Using the entries that follow, count the lines containing the word "Great" and give that number by itself.

--------------------------------

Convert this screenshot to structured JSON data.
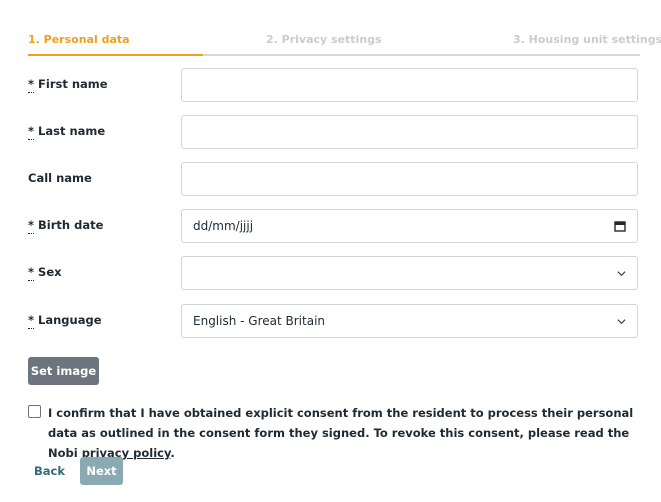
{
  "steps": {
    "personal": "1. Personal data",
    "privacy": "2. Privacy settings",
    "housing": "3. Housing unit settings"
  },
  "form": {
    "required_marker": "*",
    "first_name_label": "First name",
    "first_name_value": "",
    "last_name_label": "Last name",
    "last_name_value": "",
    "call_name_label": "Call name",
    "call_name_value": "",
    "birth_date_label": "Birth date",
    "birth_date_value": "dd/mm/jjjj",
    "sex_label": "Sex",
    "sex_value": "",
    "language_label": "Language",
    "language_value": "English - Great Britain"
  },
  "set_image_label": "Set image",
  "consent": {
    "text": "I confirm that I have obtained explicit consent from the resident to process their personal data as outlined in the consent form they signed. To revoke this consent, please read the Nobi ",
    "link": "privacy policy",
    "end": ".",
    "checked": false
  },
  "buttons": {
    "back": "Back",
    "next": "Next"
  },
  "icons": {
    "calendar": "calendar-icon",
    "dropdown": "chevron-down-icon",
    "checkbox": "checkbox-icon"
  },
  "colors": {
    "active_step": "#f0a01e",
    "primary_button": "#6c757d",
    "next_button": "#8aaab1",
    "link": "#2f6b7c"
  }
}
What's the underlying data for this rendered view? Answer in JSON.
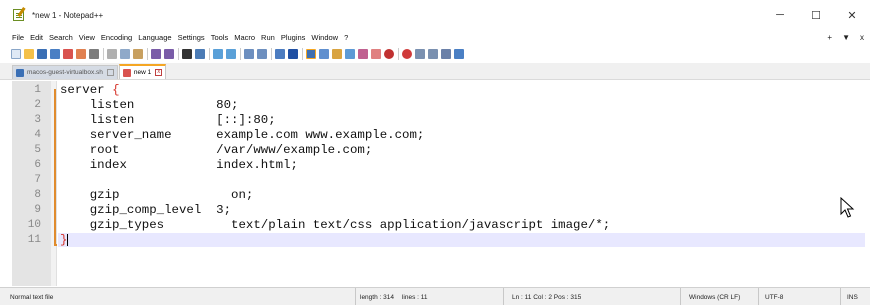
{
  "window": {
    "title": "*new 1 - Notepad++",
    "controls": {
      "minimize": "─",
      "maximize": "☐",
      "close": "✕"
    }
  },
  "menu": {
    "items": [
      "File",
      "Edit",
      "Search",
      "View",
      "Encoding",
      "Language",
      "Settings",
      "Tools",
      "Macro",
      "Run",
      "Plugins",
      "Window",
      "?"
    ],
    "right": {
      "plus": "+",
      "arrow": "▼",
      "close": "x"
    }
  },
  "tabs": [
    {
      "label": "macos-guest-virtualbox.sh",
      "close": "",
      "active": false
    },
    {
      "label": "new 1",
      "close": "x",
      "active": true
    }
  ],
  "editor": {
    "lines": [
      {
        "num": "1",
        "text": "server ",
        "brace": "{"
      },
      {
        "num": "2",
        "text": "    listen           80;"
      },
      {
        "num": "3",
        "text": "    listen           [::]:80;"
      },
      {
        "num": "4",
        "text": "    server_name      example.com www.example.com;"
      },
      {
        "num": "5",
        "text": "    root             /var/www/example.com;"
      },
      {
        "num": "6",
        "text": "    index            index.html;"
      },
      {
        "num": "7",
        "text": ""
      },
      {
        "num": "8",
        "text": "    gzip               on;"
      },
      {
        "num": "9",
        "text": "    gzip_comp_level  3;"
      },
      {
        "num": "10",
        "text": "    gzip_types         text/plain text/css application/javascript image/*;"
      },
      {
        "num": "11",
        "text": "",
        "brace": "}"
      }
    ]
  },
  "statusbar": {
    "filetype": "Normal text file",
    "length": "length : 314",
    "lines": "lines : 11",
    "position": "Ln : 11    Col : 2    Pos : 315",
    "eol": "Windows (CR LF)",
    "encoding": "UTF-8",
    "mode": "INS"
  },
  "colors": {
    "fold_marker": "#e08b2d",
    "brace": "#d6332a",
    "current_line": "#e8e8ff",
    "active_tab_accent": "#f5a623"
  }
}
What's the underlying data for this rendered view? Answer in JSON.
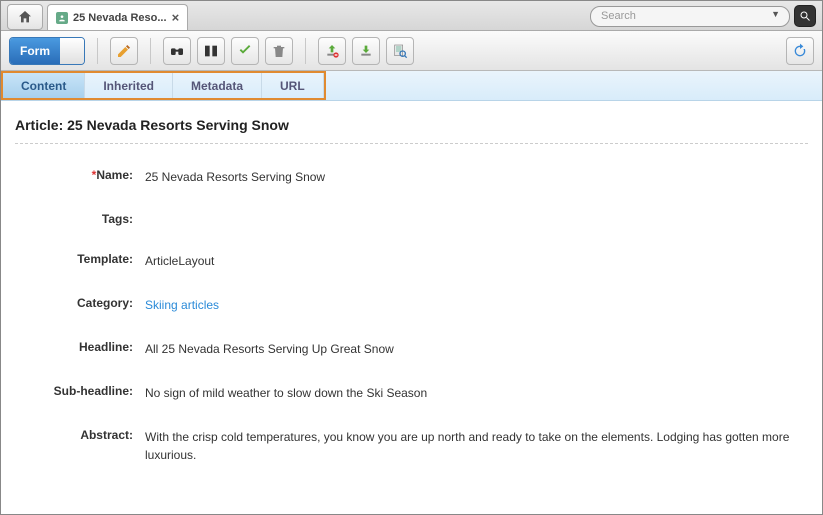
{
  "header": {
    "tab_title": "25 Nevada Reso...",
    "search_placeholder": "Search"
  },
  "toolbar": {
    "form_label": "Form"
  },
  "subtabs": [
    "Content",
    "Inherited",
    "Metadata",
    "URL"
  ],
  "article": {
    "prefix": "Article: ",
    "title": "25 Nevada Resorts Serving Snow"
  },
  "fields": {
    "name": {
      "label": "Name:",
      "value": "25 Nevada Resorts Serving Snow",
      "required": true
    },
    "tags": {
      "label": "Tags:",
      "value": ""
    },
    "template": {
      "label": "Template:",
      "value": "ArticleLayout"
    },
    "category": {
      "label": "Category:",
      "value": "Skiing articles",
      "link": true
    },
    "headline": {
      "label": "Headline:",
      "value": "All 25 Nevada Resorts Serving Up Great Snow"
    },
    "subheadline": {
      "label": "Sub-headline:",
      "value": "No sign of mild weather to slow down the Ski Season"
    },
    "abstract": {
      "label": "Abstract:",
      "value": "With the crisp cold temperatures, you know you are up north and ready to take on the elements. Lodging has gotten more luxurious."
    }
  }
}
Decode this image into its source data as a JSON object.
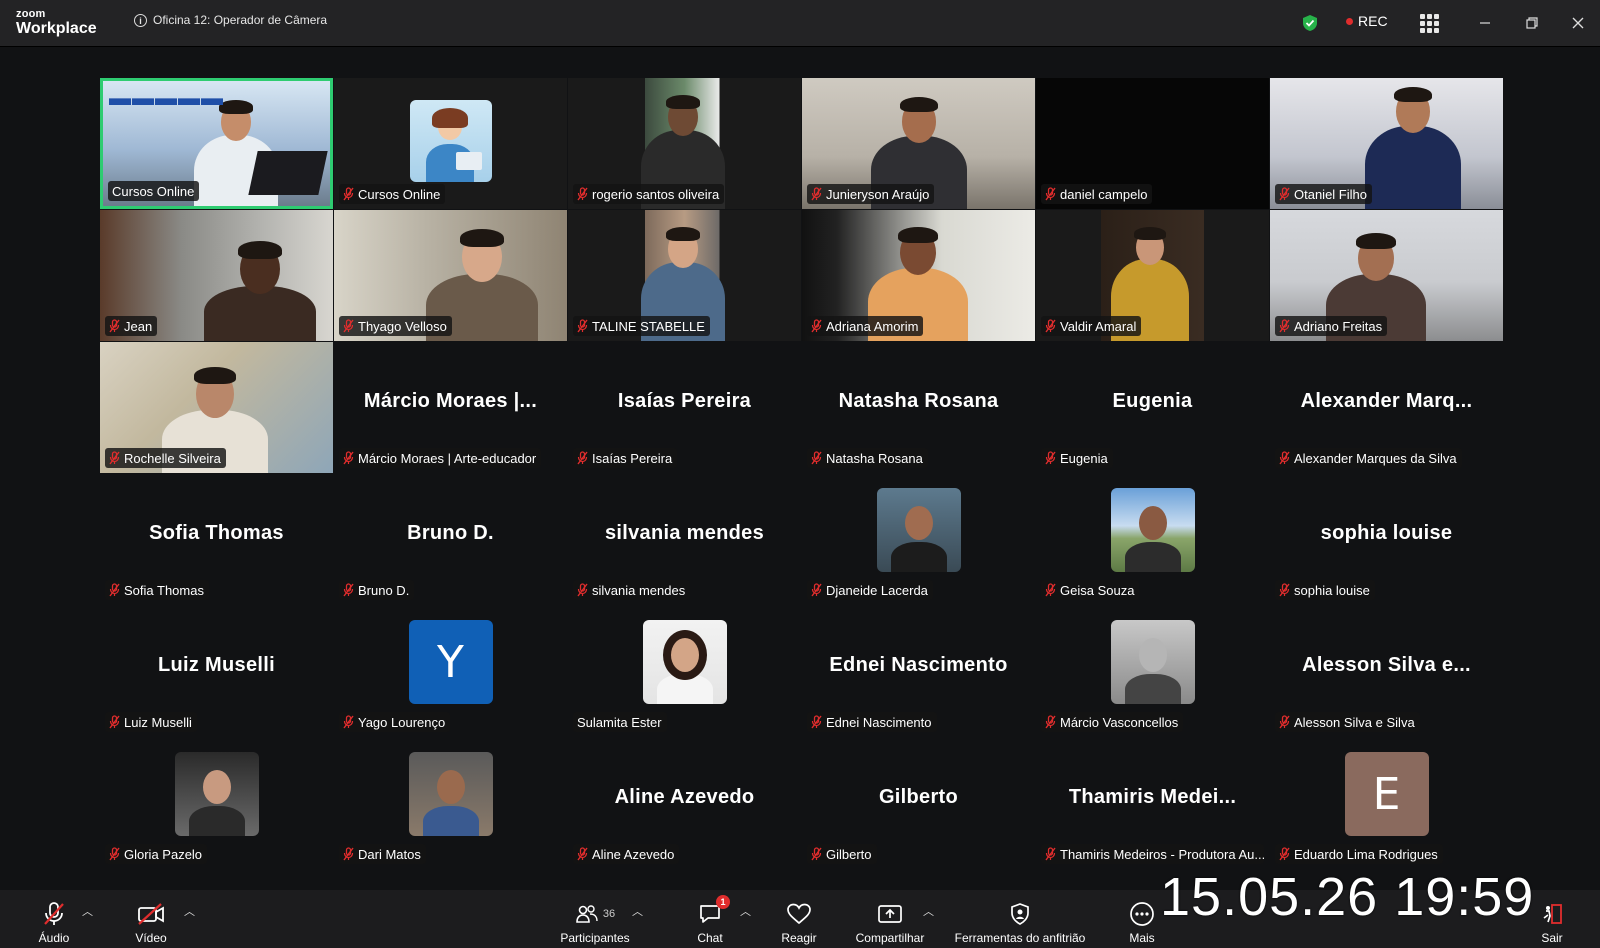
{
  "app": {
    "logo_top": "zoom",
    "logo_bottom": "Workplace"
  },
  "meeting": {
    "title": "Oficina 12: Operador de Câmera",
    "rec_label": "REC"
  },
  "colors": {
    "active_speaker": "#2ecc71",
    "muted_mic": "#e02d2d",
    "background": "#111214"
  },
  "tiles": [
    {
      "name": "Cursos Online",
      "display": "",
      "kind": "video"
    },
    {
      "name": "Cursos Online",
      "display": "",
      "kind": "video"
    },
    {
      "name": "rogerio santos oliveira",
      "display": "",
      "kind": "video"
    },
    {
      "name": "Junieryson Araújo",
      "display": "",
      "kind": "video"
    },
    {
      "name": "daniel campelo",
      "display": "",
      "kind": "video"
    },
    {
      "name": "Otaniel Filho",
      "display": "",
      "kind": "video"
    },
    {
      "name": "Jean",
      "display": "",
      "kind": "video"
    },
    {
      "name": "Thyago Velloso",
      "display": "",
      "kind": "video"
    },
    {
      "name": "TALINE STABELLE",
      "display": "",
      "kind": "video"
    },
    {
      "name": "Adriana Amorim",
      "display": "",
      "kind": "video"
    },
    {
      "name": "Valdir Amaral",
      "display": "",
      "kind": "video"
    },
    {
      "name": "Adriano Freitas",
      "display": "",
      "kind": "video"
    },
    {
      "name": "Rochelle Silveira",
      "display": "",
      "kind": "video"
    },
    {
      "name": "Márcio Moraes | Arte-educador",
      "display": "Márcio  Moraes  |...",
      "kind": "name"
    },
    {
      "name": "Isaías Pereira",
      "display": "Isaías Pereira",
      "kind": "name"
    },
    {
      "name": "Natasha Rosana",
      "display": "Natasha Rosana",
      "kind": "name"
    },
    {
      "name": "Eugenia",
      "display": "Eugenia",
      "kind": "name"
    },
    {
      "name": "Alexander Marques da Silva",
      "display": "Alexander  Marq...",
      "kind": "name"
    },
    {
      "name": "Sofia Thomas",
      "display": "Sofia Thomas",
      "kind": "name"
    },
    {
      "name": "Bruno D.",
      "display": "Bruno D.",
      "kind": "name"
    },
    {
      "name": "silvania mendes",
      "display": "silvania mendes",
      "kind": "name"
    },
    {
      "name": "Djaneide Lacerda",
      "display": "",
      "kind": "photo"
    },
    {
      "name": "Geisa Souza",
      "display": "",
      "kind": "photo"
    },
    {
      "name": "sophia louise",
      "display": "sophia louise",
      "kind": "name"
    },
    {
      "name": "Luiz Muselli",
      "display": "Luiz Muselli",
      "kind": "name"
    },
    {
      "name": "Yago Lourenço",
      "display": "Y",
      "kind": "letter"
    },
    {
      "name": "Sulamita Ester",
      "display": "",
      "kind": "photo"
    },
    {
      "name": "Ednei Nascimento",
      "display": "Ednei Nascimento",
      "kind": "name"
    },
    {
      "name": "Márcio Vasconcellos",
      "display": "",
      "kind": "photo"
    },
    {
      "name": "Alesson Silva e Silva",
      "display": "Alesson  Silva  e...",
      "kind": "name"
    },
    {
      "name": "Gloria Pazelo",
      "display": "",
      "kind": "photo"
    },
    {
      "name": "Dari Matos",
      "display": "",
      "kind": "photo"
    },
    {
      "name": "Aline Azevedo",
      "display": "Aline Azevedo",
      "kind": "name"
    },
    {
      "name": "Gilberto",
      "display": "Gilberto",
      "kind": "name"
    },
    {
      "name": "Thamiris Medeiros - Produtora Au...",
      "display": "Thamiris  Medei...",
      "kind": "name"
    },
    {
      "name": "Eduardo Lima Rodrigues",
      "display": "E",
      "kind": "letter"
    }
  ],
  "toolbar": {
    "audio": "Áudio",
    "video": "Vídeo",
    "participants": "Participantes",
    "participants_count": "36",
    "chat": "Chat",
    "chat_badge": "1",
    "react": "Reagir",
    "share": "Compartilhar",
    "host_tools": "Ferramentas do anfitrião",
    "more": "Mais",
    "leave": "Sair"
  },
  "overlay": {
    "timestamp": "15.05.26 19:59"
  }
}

--------------------------------

* [SOLUTION TO THIS EXERCISE]: 2